■ **TASK TO COMPLETE**: Which lines in the records below contain the word "附子的产地"? Copy each of them.

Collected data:
....

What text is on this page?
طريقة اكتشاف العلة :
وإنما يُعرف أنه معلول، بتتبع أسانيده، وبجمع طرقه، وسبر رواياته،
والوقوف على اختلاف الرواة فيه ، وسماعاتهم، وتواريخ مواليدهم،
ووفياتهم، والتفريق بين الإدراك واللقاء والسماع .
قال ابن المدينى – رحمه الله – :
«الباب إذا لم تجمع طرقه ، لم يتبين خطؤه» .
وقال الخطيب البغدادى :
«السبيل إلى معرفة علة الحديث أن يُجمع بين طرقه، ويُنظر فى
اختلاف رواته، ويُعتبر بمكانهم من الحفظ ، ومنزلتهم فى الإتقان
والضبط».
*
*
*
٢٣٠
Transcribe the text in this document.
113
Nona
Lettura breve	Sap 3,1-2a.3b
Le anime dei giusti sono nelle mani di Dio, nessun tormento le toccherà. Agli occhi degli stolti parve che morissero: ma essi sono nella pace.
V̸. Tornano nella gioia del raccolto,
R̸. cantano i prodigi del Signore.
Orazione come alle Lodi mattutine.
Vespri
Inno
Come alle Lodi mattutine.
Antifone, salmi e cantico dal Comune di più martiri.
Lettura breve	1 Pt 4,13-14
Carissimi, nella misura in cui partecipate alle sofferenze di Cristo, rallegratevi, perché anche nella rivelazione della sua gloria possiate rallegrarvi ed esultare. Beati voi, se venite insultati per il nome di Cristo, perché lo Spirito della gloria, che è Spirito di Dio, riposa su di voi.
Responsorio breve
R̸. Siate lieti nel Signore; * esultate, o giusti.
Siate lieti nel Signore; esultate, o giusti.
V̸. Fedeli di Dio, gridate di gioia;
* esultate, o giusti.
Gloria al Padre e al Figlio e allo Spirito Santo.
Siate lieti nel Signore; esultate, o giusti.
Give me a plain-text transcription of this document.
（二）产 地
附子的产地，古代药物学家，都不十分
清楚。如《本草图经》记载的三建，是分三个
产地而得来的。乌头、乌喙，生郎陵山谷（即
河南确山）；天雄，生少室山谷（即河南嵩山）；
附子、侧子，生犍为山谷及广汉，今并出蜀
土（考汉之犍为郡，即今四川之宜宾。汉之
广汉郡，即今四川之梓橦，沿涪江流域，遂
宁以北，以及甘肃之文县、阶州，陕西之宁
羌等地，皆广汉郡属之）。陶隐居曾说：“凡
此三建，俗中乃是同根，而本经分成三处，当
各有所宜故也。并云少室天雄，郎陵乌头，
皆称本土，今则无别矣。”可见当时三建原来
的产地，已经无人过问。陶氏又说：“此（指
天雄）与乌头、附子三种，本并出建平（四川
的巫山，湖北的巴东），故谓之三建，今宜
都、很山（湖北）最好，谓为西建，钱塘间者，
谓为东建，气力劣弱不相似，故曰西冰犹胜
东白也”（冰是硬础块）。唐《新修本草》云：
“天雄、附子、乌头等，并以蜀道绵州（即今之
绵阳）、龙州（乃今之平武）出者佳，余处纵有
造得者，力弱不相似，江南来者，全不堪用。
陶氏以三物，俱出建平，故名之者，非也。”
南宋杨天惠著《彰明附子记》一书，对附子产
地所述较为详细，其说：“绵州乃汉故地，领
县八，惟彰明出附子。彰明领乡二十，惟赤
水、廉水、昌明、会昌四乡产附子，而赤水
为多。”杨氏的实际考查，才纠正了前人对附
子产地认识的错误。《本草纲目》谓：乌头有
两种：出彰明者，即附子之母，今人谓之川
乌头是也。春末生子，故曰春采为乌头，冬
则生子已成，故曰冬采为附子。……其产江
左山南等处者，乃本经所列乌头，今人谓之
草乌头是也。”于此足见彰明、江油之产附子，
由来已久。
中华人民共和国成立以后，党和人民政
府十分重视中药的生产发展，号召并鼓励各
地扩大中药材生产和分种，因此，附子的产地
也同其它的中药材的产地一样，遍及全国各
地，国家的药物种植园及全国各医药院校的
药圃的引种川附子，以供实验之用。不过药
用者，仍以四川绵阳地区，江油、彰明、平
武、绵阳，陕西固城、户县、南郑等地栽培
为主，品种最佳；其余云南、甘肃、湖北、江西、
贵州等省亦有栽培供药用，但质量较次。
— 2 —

....

■ **COMPLETED EXERCISE**:
附子的产地，古代药物学家，都不十分
地扩大中药材生产和分种，因此，附子的产地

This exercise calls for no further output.